### Your goal
Look through the lines of the material and count those containing "тестировать". Give that count alone.

* START *

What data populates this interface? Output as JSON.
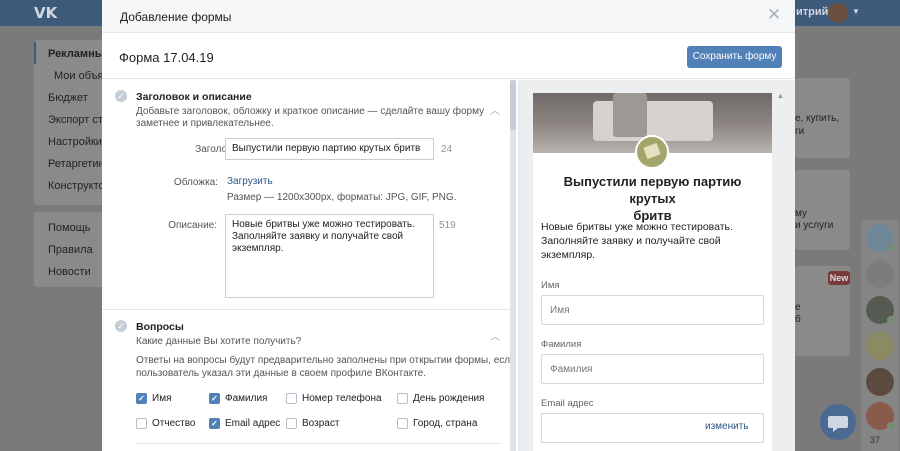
{
  "background": {
    "topbar": {
      "user_name": "итрий"
    },
    "nav_primary": [
      "Рекламные к",
      "Мои объявл",
      "Бюджет",
      "Экспорт стат",
      "Настройки",
      "Ретаргетинг",
      "Конструктор"
    ],
    "nav_secondary": [
      "Помощь",
      "Правила",
      "Новости"
    ],
    "snippets": [
      "е, купить,",
      "ги",
      "му",
      "и услуги",
      "е",
      "б"
    ],
    "new_badge": "New",
    "chat_count": "37"
  },
  "modal": {
    "title": "Добавление формы",
    "form_name": "Форма 17.04.19",
    "save_label": "Сохранить форму",
    "sections": {
      "header": {
        "title": "Заголовок и описание",
        "desc_line1": "Добавьте заголовок, обложку и краткое описание — сделайте вашу форму",
        "desc_line2": "заметнее и привлекательнее.",
        "fields": {
          "title_label": "Заголовок:",
          "title_value": "Выпустили первую партию крутых бритв",
          "title_counter": "24",
          "cover_label": "Обложка:",
          "cover_link": "Загрузить",
          "cover_hint": "Размер — 1200x300px, форматы: JPG, GIF, PNG.",
          "desc_label": "Описание:",
          "desc_line1": "Новые бритвы уже можно тестировать.",
          "desc_line2": "Заполняйте заявку и получайте свой",
          "desc_line3": "экземпляр.",
          "desc_counter": "519"
        }
      },
      "questions": {
        "title": "Вопросы",
        "subtitle": "Какие данные Вы хотите получить?",
        "desc_line1": "Ответы на вопросы будут предварительно заполнены при открытии формы, если",
        "desc_line2": "пользователь указал эти данные в своем профиле ВКонтакте.",
        "options": [
          {
            "label": "Имя",
            "checked": true
          },
          {
            "label": "Фамилия",
            "checked": true
          },
          {
            "label": "Номер телефона",
            "checked": false
          },
          {
            "label": "День рождения",
            "checked": false
          },
          {
            "label": "Отчество",
            "checked": false
          },
          {
            "label": "Email адрес",
            "checked": true
          },
          {
            "label": "Возраст",
            "checked": false
          },
          {
            "label": "Город, страна",
            "checked": false
          }
        ]
      }
    },
    "preview": {
      "title_line1": "Выпустили первую партию крутых",
      "title_line2": "бритв",
      "desc_line1": "Новые бритвы уже можно тестировать.",
      "desc_line2": "Заполняйте заявку и получайте свой",
      "desc_line3": "экземпляр.",
      "fields": [
        {
          "label": "Имя",
          "placeholder": "Имя"
        },
        {
          "label": "Фамилия",
          "placeholder": "Фамилия"
        },
        {
          "label": "Email адрес",
          "placeholder": ""
        }
      ],
      "change_link": "изменить"
    }
  },
  "colors": {
    "accent": "#5181b8",
    "link": "#2a5885",
    "topbar": "#4a76a8"
  }
}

* END *

### Response
2